→ **Rows**:
◇ ◇ ◇ ◇ ◇ ◇ ◇
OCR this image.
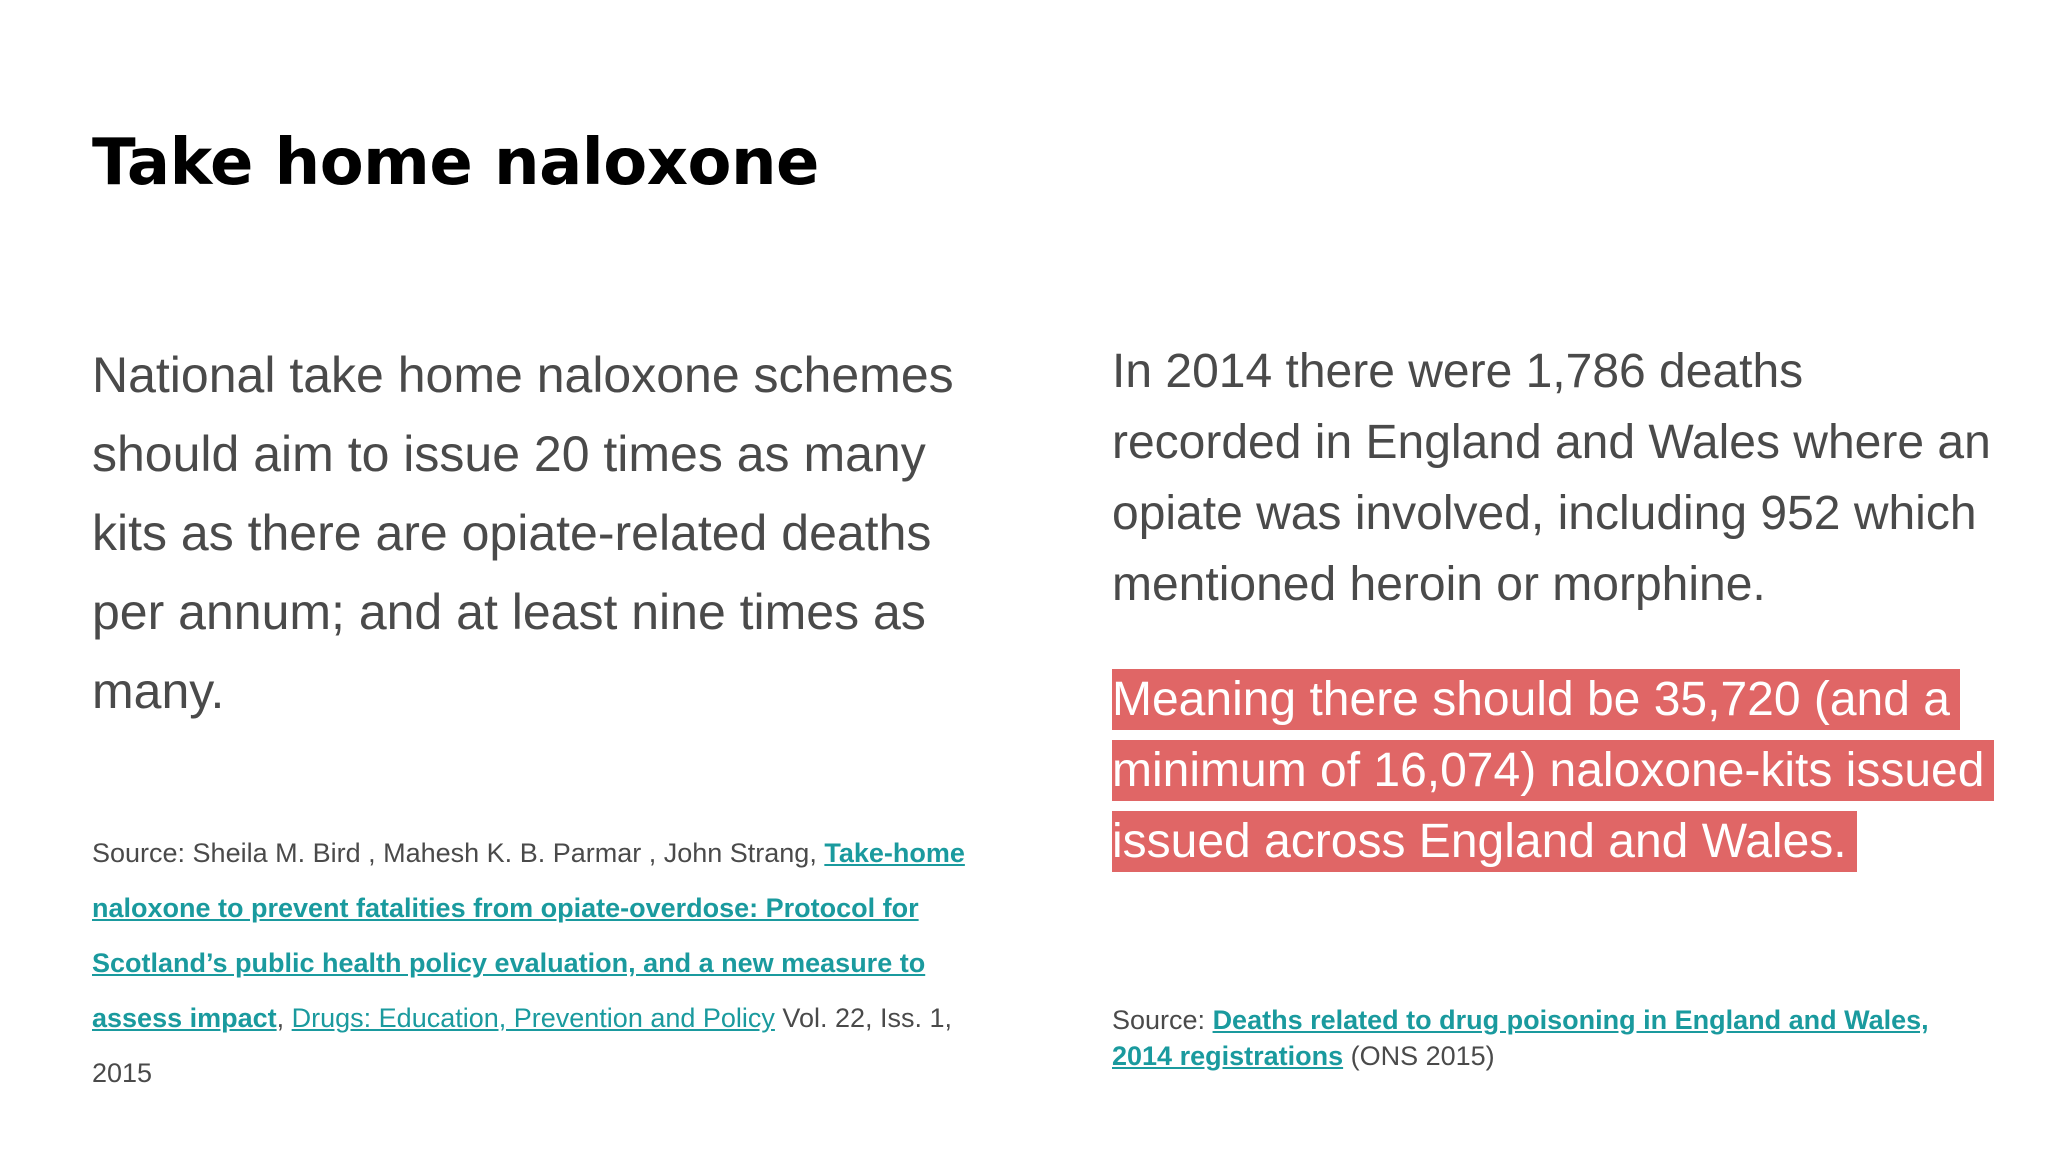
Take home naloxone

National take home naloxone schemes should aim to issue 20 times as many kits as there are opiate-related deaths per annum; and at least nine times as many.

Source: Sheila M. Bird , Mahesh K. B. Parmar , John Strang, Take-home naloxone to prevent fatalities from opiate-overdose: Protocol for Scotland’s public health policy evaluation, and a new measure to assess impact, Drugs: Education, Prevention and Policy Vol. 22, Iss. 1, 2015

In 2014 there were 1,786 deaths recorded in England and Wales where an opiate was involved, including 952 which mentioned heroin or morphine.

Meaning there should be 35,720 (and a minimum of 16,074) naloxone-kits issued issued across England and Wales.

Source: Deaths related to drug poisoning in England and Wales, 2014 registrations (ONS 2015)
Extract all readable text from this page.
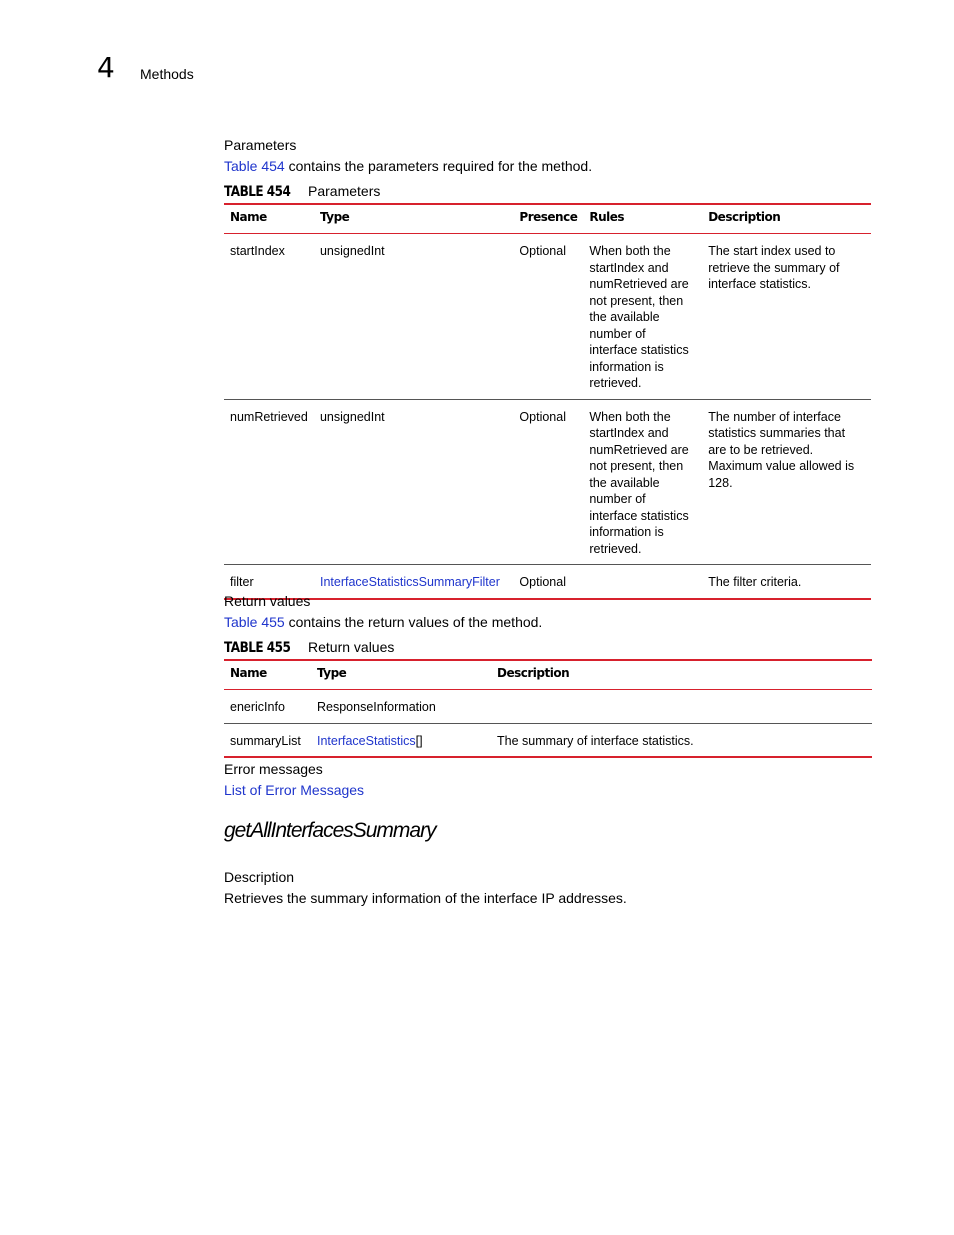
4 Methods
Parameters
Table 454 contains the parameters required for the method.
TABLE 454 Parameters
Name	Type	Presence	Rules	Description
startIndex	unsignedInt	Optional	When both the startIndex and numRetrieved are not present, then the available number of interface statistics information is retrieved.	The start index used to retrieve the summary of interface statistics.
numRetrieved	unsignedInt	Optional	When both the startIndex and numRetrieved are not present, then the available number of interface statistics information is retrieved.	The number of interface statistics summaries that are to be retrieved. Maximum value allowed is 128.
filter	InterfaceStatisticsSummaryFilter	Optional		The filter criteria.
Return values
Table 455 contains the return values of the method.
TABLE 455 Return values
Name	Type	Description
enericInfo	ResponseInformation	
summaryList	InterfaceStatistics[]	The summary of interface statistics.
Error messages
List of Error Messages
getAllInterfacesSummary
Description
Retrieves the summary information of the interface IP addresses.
◇ ◇ ◇ ◇ ◇ ◇ ◇
→ **What you have to do**:
Reproduce all of the data exactly, omitting each picture it holds.

→ **The result**:
OCR this image.
Take home naloxone

National take home naloxone schemes should aim to issue 20 times as many kits as there are opiate-related deaths per annum; and at least nine times as many.

Source: Sheila M. Bird , Mahesh K. B. Parmar , John Strang, Take-home naloxone to prevent fatalities from opiate-overdose: Protocol for Scotland’s public health policy evaluation, and a new measure to assess impact, Drugs: Education, Prevention and Policy Vol. 22, Iss. 1, 2015

In 2014 there were 1,786 deaths recorded in England and Wales where an opiate was involved, including 952 which mentioned heroin or morphine.

Meaning there should be 35,720 (and a minimum of 16,074) naloxone-kits issued issued across England and Wales.

Source: Deaths related to drug poisoning in England and Wales, 2014 registrations (ONS 2015)
Extract all readable text from this page.
4 Methods
Parameters
Table 454 contains the parameters required for the method.
TABLE 454 Parameters
Name	Type	Presence	Rules	Description
startIndex	unsignedInt	Optional	When both the startIndex and numRetrieved are not present, then the available number of interface statistics information is retrieved.	The start index used to retrieve the summary of interface statistics.
numRetrieved	unsignedInt	Optional	When both the startIndex and numRetrieved are not present, then the available number of interface statistics information is retrieved.	The number of interface statistics summaries that are to be retrieved. Maximum value allowed is 128.
filter	InterfaceStatisticsSummaryFilter	Optional		The filter criteria.
Return values
Table 455 contains the return values of the method.
TABLE 455 Return values
Name	Type	Description
enericInfo	ResponseInformation	
summaryList	InterfaceStatistics[]	The summary of interface statistics.
Error messages
List of Error Messages
getAllInterfacesSummary
Description
Retrieves the summary information of the interface IP addresses.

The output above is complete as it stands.